* [Exercise task] Return the complete listing that follows, with each line reproduced exactly.

* start Materials provided *

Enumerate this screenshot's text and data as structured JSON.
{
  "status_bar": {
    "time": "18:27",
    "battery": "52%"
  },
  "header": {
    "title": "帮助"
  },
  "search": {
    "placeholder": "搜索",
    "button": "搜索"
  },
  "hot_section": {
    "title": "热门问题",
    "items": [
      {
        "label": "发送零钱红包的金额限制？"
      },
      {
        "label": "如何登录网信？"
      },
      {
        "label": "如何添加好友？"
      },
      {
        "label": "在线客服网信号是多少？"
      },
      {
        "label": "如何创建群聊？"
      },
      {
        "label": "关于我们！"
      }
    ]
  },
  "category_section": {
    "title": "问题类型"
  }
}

* end Materials provided *

* [Solved exercise]
Enumerate this screenshot's text and data as structured JSON.
{
  "status_bar": {
    "time": "18:27",
    "battery": "52%"
  },
  "header": {
    "title": "帮助"
  },
  "search": {
    "placeholder": "搜索",
    "button": "搜索"
  },
  "hot_section": {
    "title": "热门问题",
    "items": [
      {
        "label": "发送零钱红包的金额限制？"
      },
      {
        "label": "如何登录网信？"
      },
      {
        "label": "如何添加好友？"
      },
      {
        "label": "在线客服网信号是多少？"
      },
      {
        "label": "如何创建群聊？"
      },
      {
        "label": "关于我们！"
      }
    ]
  },
  "category_section": {
    "title": "问题类型"
  }
}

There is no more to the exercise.